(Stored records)
* Start *

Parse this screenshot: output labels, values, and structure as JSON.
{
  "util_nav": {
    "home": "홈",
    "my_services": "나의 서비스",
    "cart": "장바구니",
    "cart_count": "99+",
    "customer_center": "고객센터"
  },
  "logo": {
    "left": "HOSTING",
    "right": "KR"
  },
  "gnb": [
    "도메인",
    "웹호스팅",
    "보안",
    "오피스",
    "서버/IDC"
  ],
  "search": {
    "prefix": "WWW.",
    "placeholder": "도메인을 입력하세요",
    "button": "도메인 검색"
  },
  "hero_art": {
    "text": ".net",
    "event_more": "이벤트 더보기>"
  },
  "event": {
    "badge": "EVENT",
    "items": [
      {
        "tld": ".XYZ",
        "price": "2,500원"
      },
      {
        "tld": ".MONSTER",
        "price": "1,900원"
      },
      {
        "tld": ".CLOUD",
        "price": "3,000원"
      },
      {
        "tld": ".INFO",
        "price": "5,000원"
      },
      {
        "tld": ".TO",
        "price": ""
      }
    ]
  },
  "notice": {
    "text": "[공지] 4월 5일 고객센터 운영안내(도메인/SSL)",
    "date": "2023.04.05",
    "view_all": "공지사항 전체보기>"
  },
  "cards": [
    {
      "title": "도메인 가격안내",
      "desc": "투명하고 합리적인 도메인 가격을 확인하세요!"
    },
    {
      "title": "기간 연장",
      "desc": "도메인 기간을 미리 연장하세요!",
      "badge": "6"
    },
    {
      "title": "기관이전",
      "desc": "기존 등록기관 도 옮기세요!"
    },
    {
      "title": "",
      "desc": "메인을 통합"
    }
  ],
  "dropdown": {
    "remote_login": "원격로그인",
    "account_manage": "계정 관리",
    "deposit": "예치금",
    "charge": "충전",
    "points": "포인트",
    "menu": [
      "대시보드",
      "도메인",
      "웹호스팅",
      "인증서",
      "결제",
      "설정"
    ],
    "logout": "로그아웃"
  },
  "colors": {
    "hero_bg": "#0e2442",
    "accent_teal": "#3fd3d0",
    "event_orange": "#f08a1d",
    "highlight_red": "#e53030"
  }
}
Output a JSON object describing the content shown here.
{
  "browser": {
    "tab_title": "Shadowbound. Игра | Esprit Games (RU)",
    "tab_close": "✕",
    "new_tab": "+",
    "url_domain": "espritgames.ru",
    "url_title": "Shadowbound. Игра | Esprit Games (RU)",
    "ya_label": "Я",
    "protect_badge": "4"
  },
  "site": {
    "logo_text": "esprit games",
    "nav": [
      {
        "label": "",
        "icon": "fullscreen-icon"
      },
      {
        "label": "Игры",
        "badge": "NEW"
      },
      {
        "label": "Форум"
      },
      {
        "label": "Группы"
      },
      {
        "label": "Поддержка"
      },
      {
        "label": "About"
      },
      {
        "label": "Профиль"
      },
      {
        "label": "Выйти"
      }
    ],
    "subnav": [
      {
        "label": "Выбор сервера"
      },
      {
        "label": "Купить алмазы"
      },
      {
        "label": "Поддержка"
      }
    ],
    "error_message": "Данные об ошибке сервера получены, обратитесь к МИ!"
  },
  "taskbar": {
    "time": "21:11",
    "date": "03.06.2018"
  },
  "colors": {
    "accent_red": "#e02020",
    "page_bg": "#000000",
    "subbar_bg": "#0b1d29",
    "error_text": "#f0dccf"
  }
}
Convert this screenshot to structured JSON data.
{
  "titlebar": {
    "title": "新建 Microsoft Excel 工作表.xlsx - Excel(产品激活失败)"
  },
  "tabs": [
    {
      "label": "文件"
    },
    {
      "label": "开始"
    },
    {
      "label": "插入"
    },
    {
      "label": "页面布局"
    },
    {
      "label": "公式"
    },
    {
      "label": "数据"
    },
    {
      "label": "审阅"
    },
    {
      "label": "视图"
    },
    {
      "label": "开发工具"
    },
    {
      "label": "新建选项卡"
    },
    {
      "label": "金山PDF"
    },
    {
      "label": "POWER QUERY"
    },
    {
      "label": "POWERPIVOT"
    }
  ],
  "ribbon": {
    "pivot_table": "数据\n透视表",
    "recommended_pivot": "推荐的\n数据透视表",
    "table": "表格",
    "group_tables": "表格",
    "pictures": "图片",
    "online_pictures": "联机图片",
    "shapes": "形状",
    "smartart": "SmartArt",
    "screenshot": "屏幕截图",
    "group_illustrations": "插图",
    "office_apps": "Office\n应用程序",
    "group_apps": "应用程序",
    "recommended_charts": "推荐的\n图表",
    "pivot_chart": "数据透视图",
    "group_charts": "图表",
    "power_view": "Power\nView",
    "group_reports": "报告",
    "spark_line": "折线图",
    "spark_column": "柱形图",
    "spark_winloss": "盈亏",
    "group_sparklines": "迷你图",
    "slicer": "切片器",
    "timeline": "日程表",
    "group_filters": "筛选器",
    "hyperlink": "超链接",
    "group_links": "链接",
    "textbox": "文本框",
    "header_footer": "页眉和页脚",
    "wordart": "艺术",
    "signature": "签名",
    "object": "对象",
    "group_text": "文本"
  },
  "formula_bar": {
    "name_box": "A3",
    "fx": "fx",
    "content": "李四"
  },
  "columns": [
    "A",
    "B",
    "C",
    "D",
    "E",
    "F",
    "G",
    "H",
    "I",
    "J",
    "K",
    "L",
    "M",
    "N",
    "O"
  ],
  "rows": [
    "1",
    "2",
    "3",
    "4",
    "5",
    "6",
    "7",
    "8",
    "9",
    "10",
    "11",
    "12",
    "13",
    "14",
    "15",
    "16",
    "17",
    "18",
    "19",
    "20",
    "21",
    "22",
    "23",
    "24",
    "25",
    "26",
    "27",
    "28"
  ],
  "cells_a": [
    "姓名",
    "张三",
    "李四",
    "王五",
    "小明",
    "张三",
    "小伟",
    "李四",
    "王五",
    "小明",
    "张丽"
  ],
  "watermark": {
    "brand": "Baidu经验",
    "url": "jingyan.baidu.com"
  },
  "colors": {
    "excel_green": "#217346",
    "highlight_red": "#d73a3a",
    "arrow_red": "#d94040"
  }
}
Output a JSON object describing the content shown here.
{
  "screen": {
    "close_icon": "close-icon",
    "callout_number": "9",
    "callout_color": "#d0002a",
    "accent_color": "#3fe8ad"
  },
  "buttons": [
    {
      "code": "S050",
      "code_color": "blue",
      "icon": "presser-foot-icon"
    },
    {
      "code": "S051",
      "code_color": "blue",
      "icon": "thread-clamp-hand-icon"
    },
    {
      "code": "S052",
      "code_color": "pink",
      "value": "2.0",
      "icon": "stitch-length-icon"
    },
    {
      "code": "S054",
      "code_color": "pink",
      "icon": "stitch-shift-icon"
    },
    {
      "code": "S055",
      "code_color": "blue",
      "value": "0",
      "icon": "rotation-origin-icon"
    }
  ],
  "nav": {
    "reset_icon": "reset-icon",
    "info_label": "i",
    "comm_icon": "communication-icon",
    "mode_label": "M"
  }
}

* End *

■ **WHAT THIS TASK INVOLVES**
Write out every entry above, word for word.

■ **ANSWER TO THE TASK**
Parse this screenshot: output labels, values, and structure as JSON.
{
  "util_nav": {
    "home": "홈",
    "my_services": "나의 서비스",
    "cart": "장바구니",
    "cart_count": "99+",
    "customer_center": "고객센터"
  },
  "logo": {
    "left": "HOSTING",
    "right": "KR"
  },
  "gnb": [
    "도메인",
    "웹호스팅",
    "보안",
    "오피스",
    "서버/IDC"
  ],
  "search": {
    "prefix": "WWW.",
    "placeholder": "도메인을 입력하세요",
    "button": "도메인 검색"
  },
  "hero_art": {
    "text": ".net",
    "event_more": "이벤트 더보기>"
  },
  "event": {
    "badge": "EVENT",
    "items": [
      {
        "tld": ".XYZ",
        "price": "2,500원"
      },
      {
        "tld": ".MONSTER",
        "price": "1,900원"
      },
      {
        "tld": ".CLOUD",
        "price": "3,000원"
      },
      {
        "tld": ".INFO",
        "price": "5,000원"
      },
      {
        "tld": ".TO",
        "price": ""
      }
    ]
  },
  "notice": {
    "text": "[공지] 4월 5일 고객센터 운영안내(도메인/SSL)",
    "date": "2023.04.05",
    "view_all": "공지사항 전체보기>"
  },
  "cards": [
    {
      "title": "도메인 가격안내",
      "desc": "투명하고 합리적인 도메인 가격을 확인하세요!"
    },
    {
      "title": "기간 연장",
      "desc": "도메인 기간을 미리 연장하세요!",
      "badge": "6"
    },
    {
      "title": "기관이전",
      "desc": "기존 등록기관 도 옮기세요!"
    },
    {
      "title": "",
      "desc": "메인을 통합"
    }
  ],
  "dropdown": {
    "remote_login": "원격로그인",
    "account_manage": "계정 관리",
    "deposit": "예치금",
    "charge": "충전",
    "points": "포인트",
    "menu": [
      "대시보드",
      "도메인",
      "웹호스팅",
      "인증서",
      "결제",
      "설정"
    ],
    "logout": "로그아웃"
  },
  "colors": {
    "hero_bg": "#0e2442",
    "accent_teal": "#3fd3d0",
    "event_orange": "#f08a1d",
    "highlight_red": "#e53030"
  }
}
Output a JSON object describing the content shown here.
{
  "browser": {
    "tab_title": "Shadowbound. Игра | Esprit Games (RU)",
    "tab_close": "✕",
    "new_tab": "+",
    "url_domain": "espritgames.ru",
    "url_title": "Shadowbound. Игра | Esprit Games (RU)",
    "ya_label": "Я",
    "protect_badge": "4"
  },
  "site": {
    "logo_text": "esprit games",
    "nav": [
      {
        "label": "",
        "icon": "fullscreen-icon"
      },
      {
        "label": "Игры",
        "badge": "NEW"
      },
      {
        "label": "Форум"
      },
      {
        "label": "Группы"
      },
      {
        "label": "Поддержка"
      },
      {
        "label": "About"
      },
      {
        "label": "Профиль"
      },
      {
        "label": "Выйти"
      }
    ],
    "subnav": [
      {
        "label": "Выбор сервера"
      },
      {
        "label": "Купить алмазы"
      },
      {
        "label": "Поддержка"
      }
    ],
    "error_message": "Данные об ошибке сервера получены, обратитесь к МИ!"
  },
  "taskbar": {
    "time": "21:11",
    "date": "03.06.2018"
  },
  "colors": {
    "accent_red": "#e02020",
    "page_bg": "#000000",
    "subbar_bg": "#0b1d29",
    "error_text": "#f0dccf"
  }
}
Convert this screenshot to structured JSON data.
{
  "titlebar": {
    "title": "新建 Microsoft Excel 工作表.xlsx - Excel(产品激活失败)"
  },
  "tabs": [
    {
      "label": "文件"
    },
    {
      "label": "开始"
    },
    {
      "label": "插入"
    },
    {
      "label": "页面布局"
    },
    {
      "label": "公式"
    },
    {
      "label": "数据"
    },
    {
      "label": "审阅"
    },
    {
      "label": "视图"
    },
    {
      "label": "开发工具"
    },
    {
      "label": "新建选项卡"
    },
    {
      "label": "金山PDF"
    },
    {
      "label": "POWER QUERY"
    },
    {
      "label": "POWERPIVOT"
    }
  ],
  "ribbon": {
    "pivot_table": "数据\n透视表",
    "recommended_pivot": "推荐的\n数据透视表",
    "table": "表格",
    "group_tables": "表格",
    "pictures": "图片",
    "online_pictures": "联机图片",
    "shapes": "形状",
    "smartart": "SmartArt",
    "screenshot": "屏幕截图",
    "group_illustrations": "插图",
    "office_apps": "Office\n应用程序",
    "group_apps": "应用程序",
    "recommended_charts": "推荐的\n图表",
    "pivot_chart": "数据透视图",
    "group_charts": "图表",
    "power_view": "Power\nView",
    "group_reports": "报告",
    "spark_line": "折线图",
    "spark_column": "柱形图",
    "spark_winloss": "盈亏",
    "group_sparklines": "迷你图",
    "slicer": "切片器",
    "timeline": "日程表",
    "group_filters": "筛选器",
    "hyperlink": "超链接",
    "group_links": "链接",
    "textbox": "文本框",
    "header_footer": "页眉和页脚",
    "wordart": "艺术",
    "signature": "签名",
    "object": "对象",
    "group_text": "文本"
  },
  "formula_bar": {
    "name_box": "A3",
    "fx": "fx",
    "content": "李四"
  },
  "columns": [
    "A",
    "B",
    "C",
    "D",
    "E",
    "F",
    "G",
    "H",
    "I",
    "J",
    "K",
    "L",
    "M",
    "N",
    "O"
  ],
  "rows": [
    "1",
    "2",
    "3",
    "4",
    "5",
    "6",
    "7",
    "8",
    "9",
    "10",
    "11",
    "12",
    "13",
    "14",
    "15",
    "16",
    "17",
    "18",
    "19",
    "20",
    "21",
    "22",
    "23",
    "24",
    "25",
    "26",
    "27",
    "28"
  ],
  "cells_a": [
    "姓名",
    "张三",
    "李四",
    "王五",
    "小明",
    "张三",
    "小伟",
    "李四",
    "王五",
    "小明",
    "张丽"
  ],
  "watermark": {
    "brand": "Baidu经验",
    "url": "jingyan.baidu.com"
  },
  "colors": {
    "excel_green": "#217346",
    "highlight_red": "#d73a3a",
    "arrow_red": "#d94040"
  }
}
Output a JSON object describing the content shown here.
{
  "screen": {
    "close_icon": "close-icon",
    "callout_number": "9",
    "callout_color": "#d0002a",
    "accent_color": "#3fe8ad"
  },
  "buttons": [
    {
      "code": "S050",
      "code_color": "blue",
      "icon": "presser-foot-icon"
    },
    {
      "code": "S051",
      "code_color": "blue",
      "icon": "thread-clamp-hand-icon"
    },
    {
      "code": "S052",
      "code_color": "pink",
      "value": "2.0",
      "icon": "stitch-length-icon"
    },
    {
      "code": "S054",
      "code_color": "pink",
      "icon": "stitch-shift-icon"
    },
    {
      "code": "S055",
      "code_color": "blue",
      "value": "0",
      "icon": "rotation-origin-icon"
    }
  ],
  "nav": {
    "reset_icon": "reset-icon",
    "info_label": "i",
    "comm_icon": "communication-icon",
    "mode_label": "M"
  }
}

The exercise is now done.